■ **Teks Bacaan**:

* * *

Hal ini tentu bukan tanpa masalah.
Pelajar-pelajar pindahan atau “anak rantau” yang bukan penutur bahasa daerah
tempat ia menimba ilmu akan kesulitan. Pada praktiknya, kebijakan ini tentu
harus menimbang banyak aspek. Salah satunya, komposisi pelajar di lembaga
bersangkutan berdasarkan penguasaan bahasa daerah setempat.
Di kota-kota besar atau di lembaga
pendidikan tinggi yang pelajarnya berasal dari berbagai berbagai suku bangsa
yang ada di Indonesia, agak sulit menerapkan kebijakan ini. Tapi di daerah yang
komposisi pelajarnya cenderung homogen, hal ini masih memungkinkan.
Hal lain yang mungkin dilakukan
negara adalah upaya penerjemahan buku-buku tertentu ke dalam bahasa daerah.
Misalnya saja, menerjemahkan buku populer Sapiens, A Brief History of Humankind
karya Yuval Noah Harari ke dalam bahasa Bakati’ (Kalimantan Barat).

* * *

■ **Latihan Singkat 1**: Ringkas paragraf teks bacaan yang diawali "Hal ini tentu bukan tanpa masalah" tanpa menghilangkan fakta-fakta utamanya.
■ **Latihan Singkat 2**: Ganti "kebijakan" dengan "aturan" pada seluruh bagian teks bacaan mulai dari "Pelajar-pelajar pindahan atau" sampai dengan "ini masih memungkinkan.", lalu tuliskan hasilnya.

* * *

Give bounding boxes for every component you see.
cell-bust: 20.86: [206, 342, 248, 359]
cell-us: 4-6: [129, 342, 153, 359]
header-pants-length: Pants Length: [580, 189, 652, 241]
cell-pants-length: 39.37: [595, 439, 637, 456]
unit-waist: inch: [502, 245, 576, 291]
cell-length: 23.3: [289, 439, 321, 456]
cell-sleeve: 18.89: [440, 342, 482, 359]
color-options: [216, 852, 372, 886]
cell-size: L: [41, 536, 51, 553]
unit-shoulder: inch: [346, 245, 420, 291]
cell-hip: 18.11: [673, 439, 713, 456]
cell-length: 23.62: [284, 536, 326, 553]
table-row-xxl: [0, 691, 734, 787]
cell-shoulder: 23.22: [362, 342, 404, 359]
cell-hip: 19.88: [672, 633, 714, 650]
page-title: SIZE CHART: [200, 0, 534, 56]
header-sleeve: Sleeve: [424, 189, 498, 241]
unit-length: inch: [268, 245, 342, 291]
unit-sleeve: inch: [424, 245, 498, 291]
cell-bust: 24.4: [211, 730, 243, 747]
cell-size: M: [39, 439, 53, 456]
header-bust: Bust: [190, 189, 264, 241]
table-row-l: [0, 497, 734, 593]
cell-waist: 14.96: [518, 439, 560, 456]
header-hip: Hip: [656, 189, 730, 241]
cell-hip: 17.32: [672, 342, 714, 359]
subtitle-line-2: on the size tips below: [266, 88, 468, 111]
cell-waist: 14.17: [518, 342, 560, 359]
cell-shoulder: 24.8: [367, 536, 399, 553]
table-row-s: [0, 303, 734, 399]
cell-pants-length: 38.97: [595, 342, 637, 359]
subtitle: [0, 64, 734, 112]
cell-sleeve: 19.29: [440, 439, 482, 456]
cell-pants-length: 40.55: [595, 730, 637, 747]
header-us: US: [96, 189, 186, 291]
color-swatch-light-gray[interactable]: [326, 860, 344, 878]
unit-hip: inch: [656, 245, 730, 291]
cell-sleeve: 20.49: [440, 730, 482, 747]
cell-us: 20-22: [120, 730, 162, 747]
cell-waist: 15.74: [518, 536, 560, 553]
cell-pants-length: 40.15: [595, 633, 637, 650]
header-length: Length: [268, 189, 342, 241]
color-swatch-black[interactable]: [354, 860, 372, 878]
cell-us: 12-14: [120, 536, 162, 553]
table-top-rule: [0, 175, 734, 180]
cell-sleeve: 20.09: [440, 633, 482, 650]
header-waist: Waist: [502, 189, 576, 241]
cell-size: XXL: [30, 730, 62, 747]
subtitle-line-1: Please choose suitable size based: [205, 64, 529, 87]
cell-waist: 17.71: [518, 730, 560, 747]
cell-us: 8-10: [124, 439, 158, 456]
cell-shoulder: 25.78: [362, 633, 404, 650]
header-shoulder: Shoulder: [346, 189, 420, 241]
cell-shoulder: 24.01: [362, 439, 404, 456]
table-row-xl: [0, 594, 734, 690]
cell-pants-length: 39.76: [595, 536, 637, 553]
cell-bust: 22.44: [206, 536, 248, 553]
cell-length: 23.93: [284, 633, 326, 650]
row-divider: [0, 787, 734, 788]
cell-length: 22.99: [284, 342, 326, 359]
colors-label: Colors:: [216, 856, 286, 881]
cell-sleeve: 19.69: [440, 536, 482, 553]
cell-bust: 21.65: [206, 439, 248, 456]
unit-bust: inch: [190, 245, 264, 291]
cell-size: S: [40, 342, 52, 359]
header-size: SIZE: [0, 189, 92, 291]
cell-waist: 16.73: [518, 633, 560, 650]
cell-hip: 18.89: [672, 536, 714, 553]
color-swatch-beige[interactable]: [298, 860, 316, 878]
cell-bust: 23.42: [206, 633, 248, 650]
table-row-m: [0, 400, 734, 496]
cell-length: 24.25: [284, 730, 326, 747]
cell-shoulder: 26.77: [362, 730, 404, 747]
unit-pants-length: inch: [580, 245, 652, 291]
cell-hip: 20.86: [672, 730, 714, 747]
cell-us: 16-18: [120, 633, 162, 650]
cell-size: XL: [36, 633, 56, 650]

* * *

■ **Jawaban Benar 1**: Hal ini menimbulkan masalah karena pelajar pindahan yang tidak menguasai bahasa daerah tempatnya belajar akan kesulitan. Oleh karena itu, kebijakan ini perlu menimbang banyak aspek, antara lain komposisi pelajar di lembaga terkait menurut penguasaan bahasa daerah setempat.

■ **Jawaban Benar 2**:
Pelajar-pelajar pindahan atau “anak rantau” yang bukan penutur bahasa daerah
tempat ia menimba ilmu akan kesulitan. Pada praktiknya, aturan ini tentu
harus menimbang banyak aspek. Salah satunya, komposisi pelajar di lembaga
bersangkutan berdasarkan penguasaan bahasa daerah setempat.
Di kota-kota besar atau di lembaga
pendidikan tinggi yang pelajarnya berasal dari berbagai berbagai suku bangsa
yang ada di Indonesia, agak sulit menerapkan aturan ini. Tapi di daerah yang
komposisi pelajarnya cenderung homogen, hal ini masih memungkinkan.